======== STORED DATA

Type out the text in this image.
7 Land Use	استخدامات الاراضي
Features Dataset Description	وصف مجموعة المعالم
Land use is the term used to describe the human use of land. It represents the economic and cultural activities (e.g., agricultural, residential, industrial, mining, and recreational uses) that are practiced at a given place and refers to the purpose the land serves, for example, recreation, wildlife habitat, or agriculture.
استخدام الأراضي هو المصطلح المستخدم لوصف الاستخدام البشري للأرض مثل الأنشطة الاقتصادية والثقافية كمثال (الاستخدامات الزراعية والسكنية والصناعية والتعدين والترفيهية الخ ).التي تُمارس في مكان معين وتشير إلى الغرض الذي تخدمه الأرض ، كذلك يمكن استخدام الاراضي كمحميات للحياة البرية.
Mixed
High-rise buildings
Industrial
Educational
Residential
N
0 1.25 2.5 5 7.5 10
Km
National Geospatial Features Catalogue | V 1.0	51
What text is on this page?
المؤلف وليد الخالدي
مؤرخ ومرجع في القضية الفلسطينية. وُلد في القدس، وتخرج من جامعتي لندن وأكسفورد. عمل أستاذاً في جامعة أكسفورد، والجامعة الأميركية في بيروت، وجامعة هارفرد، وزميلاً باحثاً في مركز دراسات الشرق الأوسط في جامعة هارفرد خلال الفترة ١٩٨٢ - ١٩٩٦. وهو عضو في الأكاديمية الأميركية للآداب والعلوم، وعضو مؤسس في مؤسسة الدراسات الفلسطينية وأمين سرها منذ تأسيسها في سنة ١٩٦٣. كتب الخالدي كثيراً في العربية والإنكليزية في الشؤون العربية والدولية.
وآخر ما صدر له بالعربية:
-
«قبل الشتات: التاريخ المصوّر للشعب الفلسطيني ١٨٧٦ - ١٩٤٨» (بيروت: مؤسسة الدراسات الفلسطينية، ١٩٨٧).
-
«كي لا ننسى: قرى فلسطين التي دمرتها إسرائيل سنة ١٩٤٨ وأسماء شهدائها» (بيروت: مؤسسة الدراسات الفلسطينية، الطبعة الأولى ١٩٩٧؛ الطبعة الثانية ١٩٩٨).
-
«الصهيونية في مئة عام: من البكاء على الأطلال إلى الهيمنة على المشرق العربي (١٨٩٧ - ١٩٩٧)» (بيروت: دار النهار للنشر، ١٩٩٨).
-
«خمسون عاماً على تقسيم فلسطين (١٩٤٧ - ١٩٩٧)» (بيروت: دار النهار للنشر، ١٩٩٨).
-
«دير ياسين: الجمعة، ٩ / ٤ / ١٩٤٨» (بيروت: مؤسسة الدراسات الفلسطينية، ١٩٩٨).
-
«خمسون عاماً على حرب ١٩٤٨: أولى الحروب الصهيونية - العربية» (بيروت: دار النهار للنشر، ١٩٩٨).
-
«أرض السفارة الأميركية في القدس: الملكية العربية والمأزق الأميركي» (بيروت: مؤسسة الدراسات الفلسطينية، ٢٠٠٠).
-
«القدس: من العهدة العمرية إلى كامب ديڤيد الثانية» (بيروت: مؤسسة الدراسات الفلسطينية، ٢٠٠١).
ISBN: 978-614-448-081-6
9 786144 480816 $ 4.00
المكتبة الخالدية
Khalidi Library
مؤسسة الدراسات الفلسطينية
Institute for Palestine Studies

================

WHAT YOU SHOULD DO: Count each line of the data where the word "this" appears, then reply with the total only.

EXPECTED ANSWER: 2